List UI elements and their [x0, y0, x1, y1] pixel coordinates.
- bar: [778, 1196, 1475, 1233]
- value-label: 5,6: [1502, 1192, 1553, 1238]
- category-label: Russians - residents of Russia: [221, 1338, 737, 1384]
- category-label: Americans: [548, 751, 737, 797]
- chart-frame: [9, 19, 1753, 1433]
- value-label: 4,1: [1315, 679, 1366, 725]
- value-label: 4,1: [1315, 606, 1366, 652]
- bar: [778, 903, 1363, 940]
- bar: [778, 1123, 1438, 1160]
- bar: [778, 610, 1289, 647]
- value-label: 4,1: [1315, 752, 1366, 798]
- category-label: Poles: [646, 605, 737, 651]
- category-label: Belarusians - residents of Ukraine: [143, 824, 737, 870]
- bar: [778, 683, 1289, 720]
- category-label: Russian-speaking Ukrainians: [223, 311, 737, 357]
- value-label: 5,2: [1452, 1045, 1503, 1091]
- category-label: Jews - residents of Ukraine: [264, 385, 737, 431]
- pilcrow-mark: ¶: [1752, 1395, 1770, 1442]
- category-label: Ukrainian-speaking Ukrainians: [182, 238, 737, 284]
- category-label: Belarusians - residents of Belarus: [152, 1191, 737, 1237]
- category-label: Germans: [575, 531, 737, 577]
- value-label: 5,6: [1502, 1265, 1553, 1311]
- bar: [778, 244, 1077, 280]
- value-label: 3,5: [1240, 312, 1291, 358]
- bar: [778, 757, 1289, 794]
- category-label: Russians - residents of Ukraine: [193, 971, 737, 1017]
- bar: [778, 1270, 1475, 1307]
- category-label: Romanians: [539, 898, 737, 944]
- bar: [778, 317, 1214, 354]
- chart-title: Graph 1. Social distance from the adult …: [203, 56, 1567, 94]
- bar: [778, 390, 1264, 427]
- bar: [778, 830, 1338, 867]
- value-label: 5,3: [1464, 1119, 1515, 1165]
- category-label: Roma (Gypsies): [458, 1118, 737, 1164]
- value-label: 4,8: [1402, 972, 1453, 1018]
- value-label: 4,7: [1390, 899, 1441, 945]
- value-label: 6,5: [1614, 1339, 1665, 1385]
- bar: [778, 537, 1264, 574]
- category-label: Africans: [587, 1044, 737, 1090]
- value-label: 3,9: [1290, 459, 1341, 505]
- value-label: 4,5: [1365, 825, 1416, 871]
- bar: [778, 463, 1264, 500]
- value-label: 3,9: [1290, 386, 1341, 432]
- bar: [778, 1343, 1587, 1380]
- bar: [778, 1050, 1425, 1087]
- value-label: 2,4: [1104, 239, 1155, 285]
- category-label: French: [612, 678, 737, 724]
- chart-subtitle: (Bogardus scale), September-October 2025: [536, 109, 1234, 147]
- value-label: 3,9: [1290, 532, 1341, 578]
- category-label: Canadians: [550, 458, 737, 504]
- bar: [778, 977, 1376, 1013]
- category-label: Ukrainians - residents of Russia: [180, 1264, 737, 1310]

##########

Short problem
Render every line of the entries as a Markdown table with the columns Row and Line, numbering the rows in order and skipping any blank lines.

Output below
| Row | Line |
|---|---|
| 1 | List UI elements and their [x0, y0, x1, y1] pixel coordinates. |
| 2 | - bar: [778, 1196, 1475, 1233] |
| 3 | - value-label: 5,6: [1502, 1192, 1553, 1238] |
| 4 | - category-label: Russians - residents of Russia: [221, 1338, 737, 1384] |
| 5 | - category-label: Americans: [548, 751, 737, 797] |
| 6 | - chart-frame: [9, 19, 1753, 1433] |
| 7 | - value-label: 4,1: [1315, 679, 1366, 725] |
| 8 | - value-label: 4,1: [1315, 606, 1366, 652] |
| 9 | - bar: [778, 903, 1363, 940] |
| 10 | - bar: [778, 1123, 1438, 1160] |
| 11 | - bar: [778, 610, 1289, 647] |
| 12 | - value-label: 4,1: [1315, 752, 1366, 798] |
| 13 | - category-label: Poles: [646, 605, 737, 651] |
| 14 | - category-label: Belarusians - residents of Ukraine: [143, 824, 737, 870] |
| 15 | - bar: [778, 683, 1289, 720] |
| 16 | - category-label: Russian-speaking Ukrainians: [223, 311, 737, 357] |
| 17 | - value-label: 5,2: [1452, 1045, 1503, 1091] |
| 18 | - category-label: Jews - residents of Ukraine: [264, 385, 737, 431] |
| 19 | - pilcrow-mark: ¶: [1752, 1395, 1770, 1442] |
| 20 | - category-label: Ukrainian-speaking Ukrainians: [182, 238, 737, 284] |
| 21 | - category-label: Belarusians - residents of Belarus: [152, 1191, 737, 1237] |
| 22 | - category-label: Germans: [575, 531, 737, 577] |
| 23 | - value-label: 5,6: [1502, 1265, 1553, 1311] |
| 24 | - bar: [778, 244, 1077, 280] |
| 25 | - value-label: 3,5: [1240, 312, 1291, 358] |
| 26 | - bar: [778, 757, 1289, 794] |
| 27 | - category-label: Russians - residents of Ukraine: [193, 971, 737, 1017] |
| 28 | - bar: [778, 1270, 1475, 1307] |
| 29 | - category-label: Romanians: [539, 898, 737, 944] |
| 30 | - bar: [778, 317, 1214, 354] |
| 31 | - chart-title: Graph 1. Social distance from the adult …: [203, 56, 1567, 94] |
| 32 | - bar: [778, 390, 1264, 427] |
| 33 | - bar: [778, 830, 1338, 867] |
| 34 | - value-label: 5,3: [1464, 1119, 1515, 1165] |
| 35 | - category-label: Roma (Gypsies): [458, 1118, 737, 1164] |
| 36 | - value-label: 4,8: [1402, 972, 1453, 1018] |
| 37 | - value-label: 4,7: [1390, 899, 1441, 945] |
| 38 | - value-label: 6,5: [1614, 1339, 1665, 1385] |
| 39 | - bar: [778, 537, 1264, 574] |
| 40 | - category-label: Africans: [587, 1044, 737, 1090] |
| 41 | - value-label: 3,9: [1290, 459, 1341, 505] |
| 42 | - value-label: 4,5: [1365, 825, 1416, 871] |
| 43 | - bar: [778, 463, 1264, 500] |
| 44 | - value-label: 3,9: [1290, 386, 1341, 432] |
| 45 | - bar: [778, 1343, 1587, 1380] |
| 46 | - bar: [778, 1050, 1425, 1087] |
| 47 | - value-label: 2,4: [1104, 239, 1155, 285] |
| 48 | - category-label: French: [612, 678, 737, 724] |
| 49 | - chart-subtitle: (Bogardus scale), September-October 2025: [536, 109, 1234, 147] |
| 50 | - value-label: 3,9: [1290, 532, 1341, 578] |
| 51 | - category-label: Canadians: [550, 458, 737, 504] |
| 52 | - bar: [778, 977, 1376, 1013] |
| 53 | - category-label: Ukrainians - residents of Russia: [180, 1264, 737, 1310] |